++++ Data in this exercise

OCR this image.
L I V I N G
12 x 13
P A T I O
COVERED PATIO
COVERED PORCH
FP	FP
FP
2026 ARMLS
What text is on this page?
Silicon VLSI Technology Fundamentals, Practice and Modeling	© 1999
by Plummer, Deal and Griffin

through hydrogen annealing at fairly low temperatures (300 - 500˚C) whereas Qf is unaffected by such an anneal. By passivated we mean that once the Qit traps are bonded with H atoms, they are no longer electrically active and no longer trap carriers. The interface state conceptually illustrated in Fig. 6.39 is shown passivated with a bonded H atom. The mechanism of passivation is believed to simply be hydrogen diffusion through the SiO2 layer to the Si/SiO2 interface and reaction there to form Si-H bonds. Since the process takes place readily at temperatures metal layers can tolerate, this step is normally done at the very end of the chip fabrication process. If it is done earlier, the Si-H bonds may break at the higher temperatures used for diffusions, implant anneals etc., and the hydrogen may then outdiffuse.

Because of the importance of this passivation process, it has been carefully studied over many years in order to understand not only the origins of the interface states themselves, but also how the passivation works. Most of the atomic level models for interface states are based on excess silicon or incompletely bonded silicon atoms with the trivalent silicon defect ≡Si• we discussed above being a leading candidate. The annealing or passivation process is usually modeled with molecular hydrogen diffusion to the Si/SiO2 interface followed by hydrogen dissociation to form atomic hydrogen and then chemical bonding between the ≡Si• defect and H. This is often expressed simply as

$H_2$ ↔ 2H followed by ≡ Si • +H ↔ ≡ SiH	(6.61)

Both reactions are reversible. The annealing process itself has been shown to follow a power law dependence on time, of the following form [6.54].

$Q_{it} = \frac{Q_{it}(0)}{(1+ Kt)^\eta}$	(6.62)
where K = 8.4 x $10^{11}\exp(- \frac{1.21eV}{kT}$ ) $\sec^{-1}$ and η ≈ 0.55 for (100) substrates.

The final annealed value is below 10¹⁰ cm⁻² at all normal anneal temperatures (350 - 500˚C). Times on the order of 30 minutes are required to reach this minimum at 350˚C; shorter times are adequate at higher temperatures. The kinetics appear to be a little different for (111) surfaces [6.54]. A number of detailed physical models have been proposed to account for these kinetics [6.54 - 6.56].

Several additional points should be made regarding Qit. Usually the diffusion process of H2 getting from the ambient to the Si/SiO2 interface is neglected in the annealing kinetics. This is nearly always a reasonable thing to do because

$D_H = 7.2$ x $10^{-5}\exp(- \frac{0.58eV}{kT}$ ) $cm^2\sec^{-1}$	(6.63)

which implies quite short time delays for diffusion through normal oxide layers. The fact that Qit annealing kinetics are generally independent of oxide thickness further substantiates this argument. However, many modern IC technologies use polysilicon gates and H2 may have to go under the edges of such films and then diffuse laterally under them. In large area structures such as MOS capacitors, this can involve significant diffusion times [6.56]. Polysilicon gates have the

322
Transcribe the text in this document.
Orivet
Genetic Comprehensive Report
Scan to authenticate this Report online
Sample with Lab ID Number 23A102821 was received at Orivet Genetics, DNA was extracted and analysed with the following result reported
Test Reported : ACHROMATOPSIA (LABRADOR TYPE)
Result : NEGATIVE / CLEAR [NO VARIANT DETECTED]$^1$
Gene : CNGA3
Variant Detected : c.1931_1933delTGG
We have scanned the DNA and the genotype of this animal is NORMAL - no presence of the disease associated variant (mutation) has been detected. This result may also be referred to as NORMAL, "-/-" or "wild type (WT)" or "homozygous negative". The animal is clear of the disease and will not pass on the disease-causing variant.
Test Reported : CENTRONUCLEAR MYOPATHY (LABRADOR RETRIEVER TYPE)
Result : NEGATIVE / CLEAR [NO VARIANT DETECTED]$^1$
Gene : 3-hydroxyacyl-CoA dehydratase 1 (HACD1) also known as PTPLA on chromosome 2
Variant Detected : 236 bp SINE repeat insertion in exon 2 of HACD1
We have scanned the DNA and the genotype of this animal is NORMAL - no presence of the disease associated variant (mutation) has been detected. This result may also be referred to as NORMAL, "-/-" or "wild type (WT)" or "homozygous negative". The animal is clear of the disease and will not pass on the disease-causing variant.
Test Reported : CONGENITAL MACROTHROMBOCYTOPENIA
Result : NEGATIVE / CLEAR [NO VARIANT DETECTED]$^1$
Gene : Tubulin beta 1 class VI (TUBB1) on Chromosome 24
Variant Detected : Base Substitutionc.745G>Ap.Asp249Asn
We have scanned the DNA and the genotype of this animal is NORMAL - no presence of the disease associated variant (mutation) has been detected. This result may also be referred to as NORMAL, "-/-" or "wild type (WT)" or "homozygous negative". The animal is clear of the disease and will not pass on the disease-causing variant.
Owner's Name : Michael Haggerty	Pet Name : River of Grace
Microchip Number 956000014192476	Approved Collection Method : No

++++++++

Problem to work on> Reproduce every line of the data verbatim.

Worked solution>
OCR this image.
L I V I N G
12 x 13
P A T I O
COVERED PATIO
COVERED PORCH
FP	FP
FP
2026 ARMLS
What text is on this page?
Silicon VLSI Technology Fundamentals, Practice and Modeling	© 1999
by Plummer, Deal and Griffin

through hydrogen annealing at fairly low temperatures (300 - 500˚C) whereas Qf is unaffected by such an anneal. By passivated we mean that once the Qit traps are bonded with H atoms, they are no longer electrically active and no longer trap carriers. The interface state conceptually illustrated in Fig. 6.39 is shown passivated with a bonded H atom. The mechanism of passivation is believed to simply be hydrogen diffusion through the SiO2 layer to the Si/SiO2 interface and reaction there to form Si-H bonds. Since the process takes place readily at temperatures metal layers can tolerate, this step is normally done at the very end of the chip fabrication process. If it is done earlier, the Si-H bonds may break at the higher temperatures used for diffusions, implant anneals etc., and the hydrogen may then outdiffuse.

Because of the importance of this passivation process, it has been carefully studied over many years in order to understand not only the origins of the interface states themselves, but also how the passivation works. Most of the atomic level models for interface states are based on excess silicon or incompletely bonded silicon atoms with the trivalent silicon defect ≡Si• we discussed above being a leading candidate. The annealing or passivation process is usually modeled with molecular hydrogen diffusion to the Si/SiO2 interface followed by hydrogen dissociation to form atomic hydrogen and then chemical bonding between the ≡Si• defect and H. This is often expressed simply as

$H_2$ ↔ 2H followed by ≡ Si • +H ↔ ≡ SiH	(6.61)

Both reactions are reversible. The annealing process itself has been shown to follow a power law dependence on time, of the following form [6.54].

$Q_{it} = \frac{Q_{it}(0)}{(1+ Kt)^\eta}$	(6.62)
where K = 8.4 x $10^{11}\exp(- \frac{1.21eV}{kT}$ ) $\sec^{-1}$ and η ≈ 0.55 for (100) substrates.

The final annealed value is below 10¹⁰ cm⁻² at all normal anneal temperatures (350 - 500˚C). Times on the order of 30 minutes are required to reach this minimum at 350˚C; shorter times are adequate at higher temperatures. The kinetics appear to be a little different for (111) surfaces [6.54]. A number of detailed physical models have been proposed to account for these kinetics [6.54 - 6.56].

Several additional points should be made regarding Qit. Usually the diffusion process of H2 getting from the ambient to the Si/SiO2 interface is neglected in the annealing kinetics. This is nearly always a reasonable thing to do because

$D_H = 7.2$ x $10^{-5}\exp(- \frac{0.58eV}{kT}$ ) $cm^2\sec^{-1}$	(6.63)

which implies quite short time delays for diffusion through normal oxide layers. The fact that Qit annealing kinetics are generally independent of oxide thickness further substantiates this argument. However, many modern IC technologies use polysilicon gates and H2 may have to go under the edges of such films and then diffuse laterally under them. In large area structures such as MOS capacitors, this can involve significant diffusion times [6.56]. Polysilicon gates have the

322
Transcribe the text in this document.
Orivet
Genetic Comprehensive Report
Scan to authenticate this Report online
Sample with Lab ID Number 23A102821 was received at Orivet Genetics, DNA was extracted and analysed with the following result reported
Test Reported : ACHROMATOPSIA (LABRADOR TYPE)
Result : NEGATIVE / CLEAR [NO VARIANT DETECTED]$^1$
Gene : CNGA3
Variant Detected : c.1931_1933delTGG
We have scanned the DNA and the genotype of this animal is NORMAL - no presence of the disease associated variant (mutation) has been detected. This result may also be referred to as NORMAL, "-/-" or "wild type (WT)" or "homozygous negative". The animal is clear of the disease and will not pass on the disease-causing variant.
Test Reported : CENTRONUCLEAR MYOPATHY (LABRADOR RETRIEVER TYPE)
Result : NEGATIVE / CLEAR [NO VARIANT DETECTED]$^1$
Gene : 3-hydroxyacyl-CoA dehydratase 1 (HACD1) also known as PTPLA on chromosome 2
Variant Detected : 236 bp SINE repeat insertion in exon 2 of HACD1
We have scanned the DNA and the genotype of this animal is NORMAL - no presence of the disease associated variant (mutation) has been detected. This result may also be referred to as NORMAL, "-/-" or "wild type (WT)" or "homozygous negative". The animal is clear of the disease and will not pass on the disease-causing variant.
Test Reported : CONGENITAL MACROTHROMBOCYTOPENIA
Result : NEGATIVE / CLEAR [NO VARIANT DETECTED]$^1$
Gene : Tubulin beta 1 class VI (TUBB1) on Chromosome 24
Variant Detected : Base Substitutionc.745G>Ap.Asp249Asn
We have scanned the DNA and the genotype of this animal is NORMAL - no presence of the disease associated variant (mutation) has been detected. This result may also be referred to as NORMAL, "-/-" or "wild type (WT)" or "homozygous negative". The animal is clear of the disease and will not pass on the disease-causing variant.
Owner's Name : Michael Haggerty	Pet Name : River of Grace
Microchip Number 956000014192476	Approved Collection Method : No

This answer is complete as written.